━━ Available data ━━

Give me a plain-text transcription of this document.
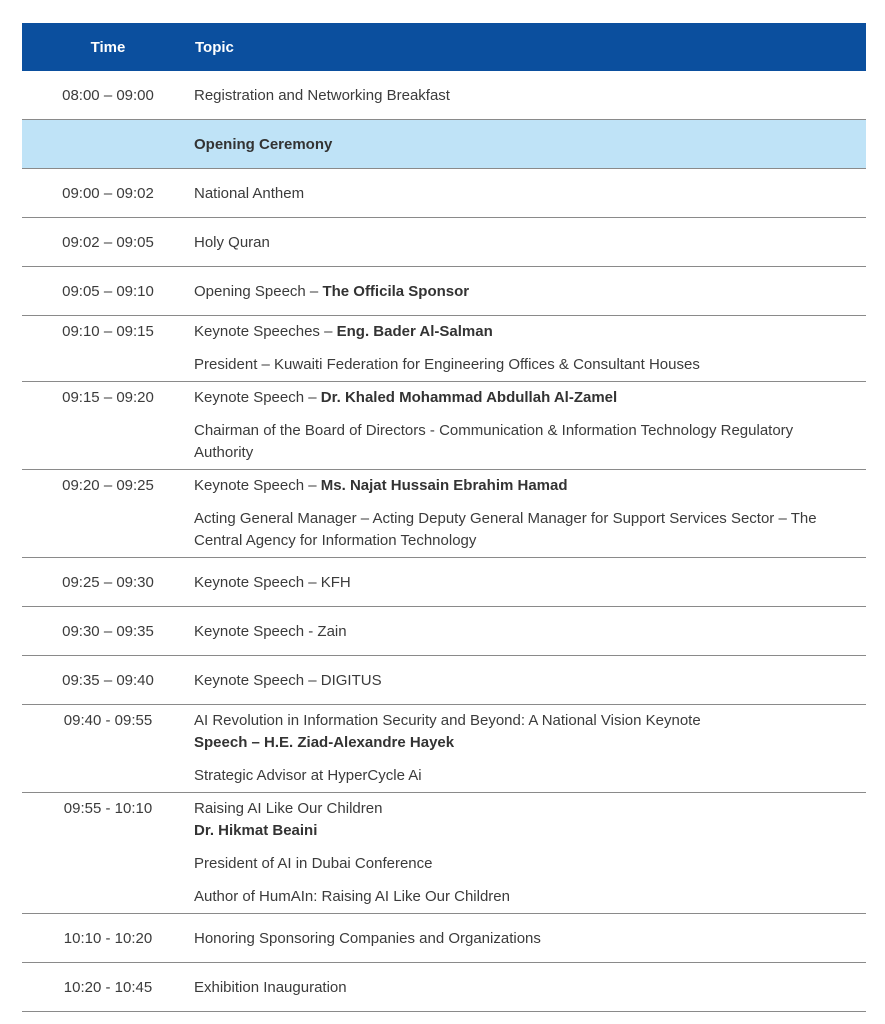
Time	Topic
08:00 – 09:00	Registration and Networking Breakfast
Opening Ceremony
09:00 – 09:02	National Anthem
09:02 – 09:05	Holy Quran
09:05 – 09:10	Opening Speech – The Officila Sponsor
09:10 – 09:15	Keynote Speeches – Eng. Bader Al-Salman
President – Kuwaiti Federation for Engineering Offices & Consultant Houses
09:15 – 09:20	Keynote Speech – Dr. Khaled Mohammad Abdullah Al-Zamel
Chairman of the Board of Directors - Communication & Information Technology Regulatory Authority
09:20 – 09:25	Keynote Speech – Ms. Najat Hussain Ebrahim Hamad
Acting General Manager – Acting Deputy General Manager for Support Services Sector – The Central Agency for Information Technology
09:25 – 09:30	Keynote Speech – KFH
09:30 – 09:35	Keynote Speech - Zain
09:35 – 09:40	Keynote Speech – DIGITUS
09:40 - 09:55	AI Revolution in Information Security and Beyond: A National Vision Keynote
Speech – H.E. Ziad-Alexandre Hayek
Strategic Advisor at HyperCycle Ai
09:55 - 10:10	Raising AI Like Our Children
Dr. Hikmat Beaini
President of AI in Dubai Conference
Author of HumAIn: Raising AI Like Our Children
10:10 - 10:20	Honoring Sponsoring Companies and Organizations
10:20 - 10:45	Exhibition Inauguration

━━━

■ Given problem
Write the records out again in full, exactly, and skip every picture.

■ Task output
Give me a plain-text transcription of this document.
Time	Topic
08:00 – 09:00	Registration and Networking Breakfast
Opening Ceremony
09:00 – 09:02	National Anthem
09:02 – 09:05	Holy Quran
09:05 – 09:10	Opening Speech – The Officila Sponsor
09:10 – 09:15	Keynote Speeches – Eng. Bader Al-Salman
President – Kuwaiti Federation for Engineering Offices & Consultant Houses
09:15 – 09:20	Keynote Speech – Dr. Khaled Mohammad Abdullah Al-Zamel
Chairman of the Board of Directors - Communication & Information Technology Regulatory Authority
09:20 – 09:25	Keynote Speech – Ms. Najat Hussain Ebrahim Hamad
Acting General Manager – Acting Deputy General Manager for Support Services Sector – The Central Agency for Information Technology
09:25 – 09:30	Keynote Speech – KFH
09:30 – 09:35	Keynote Speech - Zain
09:35 – 09:40	Keynote Speech – DIGITUS
09:40 - 09:55	AI Revolution in Information Security and Beyond: A National Vision Keynote
Speech – H.E. Ziad-Alexandre Hayek
Strategic Advisor at HyperCycle Ai
09:55 - 10:10	Raising AI Like Our Children
Dr. Hikmat Beaini
President of AI in Dubai Conference
Author of HumAIn: Raising AI Like Our Children
10:10 - 10:20	Honoring Sponsoring Companies and Organizations
10:20 - 10:45	Exhibition Inauguration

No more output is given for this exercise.